Collected data entries:
— begin —

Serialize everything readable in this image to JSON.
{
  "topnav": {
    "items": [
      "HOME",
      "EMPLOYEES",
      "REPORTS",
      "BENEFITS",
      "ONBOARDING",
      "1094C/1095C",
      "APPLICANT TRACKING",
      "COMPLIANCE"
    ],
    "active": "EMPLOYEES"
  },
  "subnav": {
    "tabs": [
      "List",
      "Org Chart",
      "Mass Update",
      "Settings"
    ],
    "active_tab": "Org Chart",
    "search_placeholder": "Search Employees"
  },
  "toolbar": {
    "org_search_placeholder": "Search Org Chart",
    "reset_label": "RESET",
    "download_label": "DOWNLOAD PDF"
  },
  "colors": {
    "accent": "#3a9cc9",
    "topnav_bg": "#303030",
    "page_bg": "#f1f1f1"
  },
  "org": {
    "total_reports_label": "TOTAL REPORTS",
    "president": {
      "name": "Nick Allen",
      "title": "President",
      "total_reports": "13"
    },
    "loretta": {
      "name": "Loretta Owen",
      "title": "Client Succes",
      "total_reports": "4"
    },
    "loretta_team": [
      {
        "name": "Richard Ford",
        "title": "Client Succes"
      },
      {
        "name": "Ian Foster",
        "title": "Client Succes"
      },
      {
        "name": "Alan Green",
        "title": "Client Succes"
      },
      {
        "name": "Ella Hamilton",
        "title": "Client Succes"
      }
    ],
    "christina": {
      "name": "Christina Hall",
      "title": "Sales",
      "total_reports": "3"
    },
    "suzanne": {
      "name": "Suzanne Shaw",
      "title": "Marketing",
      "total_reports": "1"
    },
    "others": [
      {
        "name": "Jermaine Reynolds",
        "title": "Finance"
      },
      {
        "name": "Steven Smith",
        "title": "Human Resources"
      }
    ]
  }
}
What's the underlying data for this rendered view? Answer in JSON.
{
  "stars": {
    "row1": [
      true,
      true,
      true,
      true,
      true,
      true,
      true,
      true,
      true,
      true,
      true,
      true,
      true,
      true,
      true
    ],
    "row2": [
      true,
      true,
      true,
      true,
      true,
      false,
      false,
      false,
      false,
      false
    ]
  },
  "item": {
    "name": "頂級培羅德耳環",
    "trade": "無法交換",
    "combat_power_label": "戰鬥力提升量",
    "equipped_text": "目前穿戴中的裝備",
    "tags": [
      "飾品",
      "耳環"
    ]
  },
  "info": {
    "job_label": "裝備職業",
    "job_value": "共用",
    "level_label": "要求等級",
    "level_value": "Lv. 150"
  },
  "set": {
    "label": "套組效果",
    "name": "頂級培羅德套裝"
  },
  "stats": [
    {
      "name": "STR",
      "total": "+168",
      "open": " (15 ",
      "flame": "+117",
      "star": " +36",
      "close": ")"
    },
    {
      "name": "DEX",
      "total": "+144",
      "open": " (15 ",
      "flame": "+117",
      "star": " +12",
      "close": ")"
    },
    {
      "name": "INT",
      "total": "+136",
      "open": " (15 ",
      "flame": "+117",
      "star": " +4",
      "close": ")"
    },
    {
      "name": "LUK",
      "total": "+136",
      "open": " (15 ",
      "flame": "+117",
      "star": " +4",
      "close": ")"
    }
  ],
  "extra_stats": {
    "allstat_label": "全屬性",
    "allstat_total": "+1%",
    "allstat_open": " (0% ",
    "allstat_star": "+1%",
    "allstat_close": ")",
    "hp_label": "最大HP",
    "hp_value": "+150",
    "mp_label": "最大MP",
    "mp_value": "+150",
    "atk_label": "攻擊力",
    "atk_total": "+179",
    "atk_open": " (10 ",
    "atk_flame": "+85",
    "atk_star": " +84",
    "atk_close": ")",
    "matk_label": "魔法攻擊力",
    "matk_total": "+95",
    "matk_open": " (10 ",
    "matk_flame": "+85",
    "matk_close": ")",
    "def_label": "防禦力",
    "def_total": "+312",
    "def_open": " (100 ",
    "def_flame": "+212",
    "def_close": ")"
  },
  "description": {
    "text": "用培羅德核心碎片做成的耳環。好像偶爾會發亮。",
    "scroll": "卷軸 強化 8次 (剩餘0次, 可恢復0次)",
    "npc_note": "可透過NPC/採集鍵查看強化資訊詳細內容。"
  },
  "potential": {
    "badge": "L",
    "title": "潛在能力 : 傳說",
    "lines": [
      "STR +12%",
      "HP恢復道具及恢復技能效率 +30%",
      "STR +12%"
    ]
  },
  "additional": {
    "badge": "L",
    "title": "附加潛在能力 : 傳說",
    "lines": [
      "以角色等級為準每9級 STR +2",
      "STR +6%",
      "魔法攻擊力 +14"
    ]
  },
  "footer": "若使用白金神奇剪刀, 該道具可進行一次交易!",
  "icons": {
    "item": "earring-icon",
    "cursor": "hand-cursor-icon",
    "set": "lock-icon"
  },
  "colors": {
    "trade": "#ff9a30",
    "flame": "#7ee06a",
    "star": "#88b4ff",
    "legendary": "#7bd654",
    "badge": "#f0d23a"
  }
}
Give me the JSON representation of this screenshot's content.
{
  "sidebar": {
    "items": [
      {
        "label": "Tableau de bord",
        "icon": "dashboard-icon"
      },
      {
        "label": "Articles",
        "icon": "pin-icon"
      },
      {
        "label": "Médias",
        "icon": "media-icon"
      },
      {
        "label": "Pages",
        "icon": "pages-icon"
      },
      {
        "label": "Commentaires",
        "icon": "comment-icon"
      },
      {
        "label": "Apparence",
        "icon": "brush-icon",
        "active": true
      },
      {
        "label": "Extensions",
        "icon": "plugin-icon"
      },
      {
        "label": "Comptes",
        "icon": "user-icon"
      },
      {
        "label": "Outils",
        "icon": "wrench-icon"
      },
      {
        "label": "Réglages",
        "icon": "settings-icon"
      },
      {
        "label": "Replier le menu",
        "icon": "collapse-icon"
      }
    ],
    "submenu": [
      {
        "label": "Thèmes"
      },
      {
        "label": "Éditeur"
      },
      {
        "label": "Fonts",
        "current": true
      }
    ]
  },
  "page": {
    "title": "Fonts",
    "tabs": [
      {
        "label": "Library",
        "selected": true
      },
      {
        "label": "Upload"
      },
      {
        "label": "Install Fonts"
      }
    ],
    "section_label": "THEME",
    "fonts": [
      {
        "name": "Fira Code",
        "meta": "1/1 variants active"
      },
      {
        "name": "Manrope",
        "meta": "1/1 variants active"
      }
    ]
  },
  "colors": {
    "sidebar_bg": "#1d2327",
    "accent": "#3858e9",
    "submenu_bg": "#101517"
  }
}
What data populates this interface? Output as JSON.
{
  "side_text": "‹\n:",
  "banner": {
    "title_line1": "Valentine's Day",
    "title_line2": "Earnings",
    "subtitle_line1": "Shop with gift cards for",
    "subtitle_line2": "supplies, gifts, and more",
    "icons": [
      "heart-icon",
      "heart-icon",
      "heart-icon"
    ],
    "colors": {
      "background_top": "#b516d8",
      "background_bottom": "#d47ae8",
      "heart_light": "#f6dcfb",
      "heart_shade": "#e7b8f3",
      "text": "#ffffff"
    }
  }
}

— end —

-- Task --
Examine the records and report how many lines contain the string "Search". Only the number should be given.

-- Exercise result --
2